» **Problem requirements**
Find the string "Difference" in the entries and copy each line that has it.

------ Material supplied ------

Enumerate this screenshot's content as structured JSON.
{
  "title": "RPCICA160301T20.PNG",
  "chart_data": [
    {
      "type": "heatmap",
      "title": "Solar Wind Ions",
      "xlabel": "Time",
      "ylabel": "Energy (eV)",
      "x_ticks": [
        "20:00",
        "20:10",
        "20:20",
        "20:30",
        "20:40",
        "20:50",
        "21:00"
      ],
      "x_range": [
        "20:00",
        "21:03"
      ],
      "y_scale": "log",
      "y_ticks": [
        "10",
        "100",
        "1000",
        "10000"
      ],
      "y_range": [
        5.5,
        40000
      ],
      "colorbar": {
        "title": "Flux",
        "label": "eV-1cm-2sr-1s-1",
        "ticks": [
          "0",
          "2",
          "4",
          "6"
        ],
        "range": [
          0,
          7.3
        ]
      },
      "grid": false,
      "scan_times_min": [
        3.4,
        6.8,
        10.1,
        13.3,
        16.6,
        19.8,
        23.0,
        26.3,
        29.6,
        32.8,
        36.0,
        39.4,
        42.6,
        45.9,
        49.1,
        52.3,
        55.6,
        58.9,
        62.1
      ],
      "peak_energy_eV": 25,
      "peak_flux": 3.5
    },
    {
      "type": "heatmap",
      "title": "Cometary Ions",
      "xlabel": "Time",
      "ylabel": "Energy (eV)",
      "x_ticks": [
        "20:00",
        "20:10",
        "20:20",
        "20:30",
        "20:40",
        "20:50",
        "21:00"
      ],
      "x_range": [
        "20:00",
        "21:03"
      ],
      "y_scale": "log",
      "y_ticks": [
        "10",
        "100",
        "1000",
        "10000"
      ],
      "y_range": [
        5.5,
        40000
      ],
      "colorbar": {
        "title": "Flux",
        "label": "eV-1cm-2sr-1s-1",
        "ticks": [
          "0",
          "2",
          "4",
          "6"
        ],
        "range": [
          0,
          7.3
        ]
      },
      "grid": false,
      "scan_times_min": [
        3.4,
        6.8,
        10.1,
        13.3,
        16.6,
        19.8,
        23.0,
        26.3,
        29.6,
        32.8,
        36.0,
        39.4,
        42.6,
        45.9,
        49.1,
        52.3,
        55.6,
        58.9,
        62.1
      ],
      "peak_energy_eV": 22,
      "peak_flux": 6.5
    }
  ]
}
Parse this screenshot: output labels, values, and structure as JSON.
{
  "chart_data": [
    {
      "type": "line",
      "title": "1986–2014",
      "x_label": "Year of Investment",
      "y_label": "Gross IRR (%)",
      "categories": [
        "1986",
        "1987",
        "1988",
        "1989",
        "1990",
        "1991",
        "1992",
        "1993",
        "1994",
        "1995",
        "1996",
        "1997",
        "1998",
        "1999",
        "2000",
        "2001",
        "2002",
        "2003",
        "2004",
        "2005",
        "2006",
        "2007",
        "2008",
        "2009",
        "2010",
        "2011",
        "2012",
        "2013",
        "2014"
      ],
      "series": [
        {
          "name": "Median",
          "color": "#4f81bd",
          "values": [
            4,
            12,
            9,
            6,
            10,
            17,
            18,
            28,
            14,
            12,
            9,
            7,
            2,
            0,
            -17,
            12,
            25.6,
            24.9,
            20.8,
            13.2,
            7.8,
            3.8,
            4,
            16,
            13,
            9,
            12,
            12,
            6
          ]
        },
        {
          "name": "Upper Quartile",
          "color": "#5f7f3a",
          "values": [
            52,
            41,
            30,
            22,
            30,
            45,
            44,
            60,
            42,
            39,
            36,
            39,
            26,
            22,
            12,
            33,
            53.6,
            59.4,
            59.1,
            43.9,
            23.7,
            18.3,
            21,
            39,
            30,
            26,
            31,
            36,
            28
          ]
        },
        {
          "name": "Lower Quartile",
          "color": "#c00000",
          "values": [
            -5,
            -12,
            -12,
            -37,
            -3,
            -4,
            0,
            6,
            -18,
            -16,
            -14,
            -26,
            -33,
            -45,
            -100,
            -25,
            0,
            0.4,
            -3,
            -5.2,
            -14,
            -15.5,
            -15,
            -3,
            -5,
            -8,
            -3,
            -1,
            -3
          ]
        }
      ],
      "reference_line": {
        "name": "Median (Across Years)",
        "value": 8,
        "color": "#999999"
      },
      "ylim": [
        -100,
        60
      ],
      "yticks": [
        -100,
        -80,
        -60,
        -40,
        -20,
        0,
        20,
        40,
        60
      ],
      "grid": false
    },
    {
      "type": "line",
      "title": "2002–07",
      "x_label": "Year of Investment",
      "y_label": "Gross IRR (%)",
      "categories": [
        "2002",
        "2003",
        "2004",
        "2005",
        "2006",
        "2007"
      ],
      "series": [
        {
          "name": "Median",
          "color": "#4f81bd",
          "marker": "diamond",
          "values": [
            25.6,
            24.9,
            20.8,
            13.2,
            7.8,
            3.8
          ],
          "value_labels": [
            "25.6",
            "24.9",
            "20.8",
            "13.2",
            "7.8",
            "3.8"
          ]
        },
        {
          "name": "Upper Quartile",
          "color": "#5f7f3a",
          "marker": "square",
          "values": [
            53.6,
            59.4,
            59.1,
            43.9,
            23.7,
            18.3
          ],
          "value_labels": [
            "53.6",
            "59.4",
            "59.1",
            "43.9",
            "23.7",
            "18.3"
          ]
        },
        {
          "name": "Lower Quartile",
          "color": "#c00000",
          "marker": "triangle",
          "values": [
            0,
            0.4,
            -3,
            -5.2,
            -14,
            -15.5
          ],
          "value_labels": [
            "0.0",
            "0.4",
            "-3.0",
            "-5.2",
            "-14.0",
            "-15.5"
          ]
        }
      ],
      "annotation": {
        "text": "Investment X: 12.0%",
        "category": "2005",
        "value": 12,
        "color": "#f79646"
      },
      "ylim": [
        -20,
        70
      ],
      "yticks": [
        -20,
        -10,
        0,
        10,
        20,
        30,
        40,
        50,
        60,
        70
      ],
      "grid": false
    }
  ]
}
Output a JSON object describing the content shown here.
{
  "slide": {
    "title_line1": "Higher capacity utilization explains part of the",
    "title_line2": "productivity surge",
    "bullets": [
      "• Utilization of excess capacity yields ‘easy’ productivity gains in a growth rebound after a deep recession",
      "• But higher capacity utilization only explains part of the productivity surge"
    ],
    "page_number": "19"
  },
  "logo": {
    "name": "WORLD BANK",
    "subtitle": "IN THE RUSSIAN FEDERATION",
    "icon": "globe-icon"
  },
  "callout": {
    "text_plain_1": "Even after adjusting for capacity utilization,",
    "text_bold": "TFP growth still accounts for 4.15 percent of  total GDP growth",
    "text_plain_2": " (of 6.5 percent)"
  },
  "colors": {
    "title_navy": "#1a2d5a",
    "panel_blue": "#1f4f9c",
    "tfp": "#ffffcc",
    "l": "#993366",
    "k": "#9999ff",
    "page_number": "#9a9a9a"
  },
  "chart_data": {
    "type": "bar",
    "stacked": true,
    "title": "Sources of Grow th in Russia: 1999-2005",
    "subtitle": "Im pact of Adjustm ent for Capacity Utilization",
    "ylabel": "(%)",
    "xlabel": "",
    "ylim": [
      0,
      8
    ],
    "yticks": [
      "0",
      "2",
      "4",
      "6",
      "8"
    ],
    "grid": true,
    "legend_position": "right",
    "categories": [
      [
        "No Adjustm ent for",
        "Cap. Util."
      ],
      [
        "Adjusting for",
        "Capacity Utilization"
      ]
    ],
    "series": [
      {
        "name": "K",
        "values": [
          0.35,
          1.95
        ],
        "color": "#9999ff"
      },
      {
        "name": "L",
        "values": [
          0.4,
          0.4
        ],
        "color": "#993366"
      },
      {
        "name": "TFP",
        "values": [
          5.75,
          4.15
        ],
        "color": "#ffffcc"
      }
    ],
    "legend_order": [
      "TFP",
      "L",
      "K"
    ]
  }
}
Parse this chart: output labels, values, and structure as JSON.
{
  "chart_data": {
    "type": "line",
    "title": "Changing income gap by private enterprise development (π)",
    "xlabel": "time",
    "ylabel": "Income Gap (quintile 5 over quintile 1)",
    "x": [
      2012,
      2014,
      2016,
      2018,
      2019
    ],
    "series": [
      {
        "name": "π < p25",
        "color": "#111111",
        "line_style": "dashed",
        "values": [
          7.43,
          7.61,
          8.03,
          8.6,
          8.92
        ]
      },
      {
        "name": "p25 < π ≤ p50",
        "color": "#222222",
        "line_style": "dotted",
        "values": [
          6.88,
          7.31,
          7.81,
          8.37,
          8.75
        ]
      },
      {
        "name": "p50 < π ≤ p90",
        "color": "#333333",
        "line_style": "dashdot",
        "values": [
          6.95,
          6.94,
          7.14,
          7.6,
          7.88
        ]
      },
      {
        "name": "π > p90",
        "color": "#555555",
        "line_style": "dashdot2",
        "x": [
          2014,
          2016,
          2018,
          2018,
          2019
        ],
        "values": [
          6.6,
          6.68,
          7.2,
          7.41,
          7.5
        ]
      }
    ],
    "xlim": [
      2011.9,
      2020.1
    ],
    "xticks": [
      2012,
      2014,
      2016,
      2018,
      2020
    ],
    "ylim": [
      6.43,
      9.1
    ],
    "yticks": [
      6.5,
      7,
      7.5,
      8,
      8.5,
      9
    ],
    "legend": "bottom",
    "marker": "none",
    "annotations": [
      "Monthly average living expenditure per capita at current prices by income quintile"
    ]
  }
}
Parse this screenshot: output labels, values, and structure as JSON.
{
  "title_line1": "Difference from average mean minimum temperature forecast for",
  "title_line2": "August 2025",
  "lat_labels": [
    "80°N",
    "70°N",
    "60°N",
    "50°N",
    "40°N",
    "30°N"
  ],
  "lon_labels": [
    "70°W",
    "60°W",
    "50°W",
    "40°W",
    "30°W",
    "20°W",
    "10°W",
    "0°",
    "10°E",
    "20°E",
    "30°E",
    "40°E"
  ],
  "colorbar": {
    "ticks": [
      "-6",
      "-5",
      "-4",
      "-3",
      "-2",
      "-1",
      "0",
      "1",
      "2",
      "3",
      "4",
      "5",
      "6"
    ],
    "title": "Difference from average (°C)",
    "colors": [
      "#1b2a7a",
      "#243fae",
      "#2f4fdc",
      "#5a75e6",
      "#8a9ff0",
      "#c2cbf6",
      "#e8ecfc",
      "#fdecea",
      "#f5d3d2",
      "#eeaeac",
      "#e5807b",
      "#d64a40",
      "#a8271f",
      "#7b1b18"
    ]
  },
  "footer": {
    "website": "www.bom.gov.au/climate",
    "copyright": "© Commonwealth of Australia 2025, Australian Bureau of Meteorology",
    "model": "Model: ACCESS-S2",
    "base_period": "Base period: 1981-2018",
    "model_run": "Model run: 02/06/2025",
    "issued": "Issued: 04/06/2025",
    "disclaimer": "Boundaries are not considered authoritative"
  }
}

------

» **Finished exercise**
  "title_line1": "Difference from average mean minimum temperature forecast for",
    "title": "Difference from average (°C)",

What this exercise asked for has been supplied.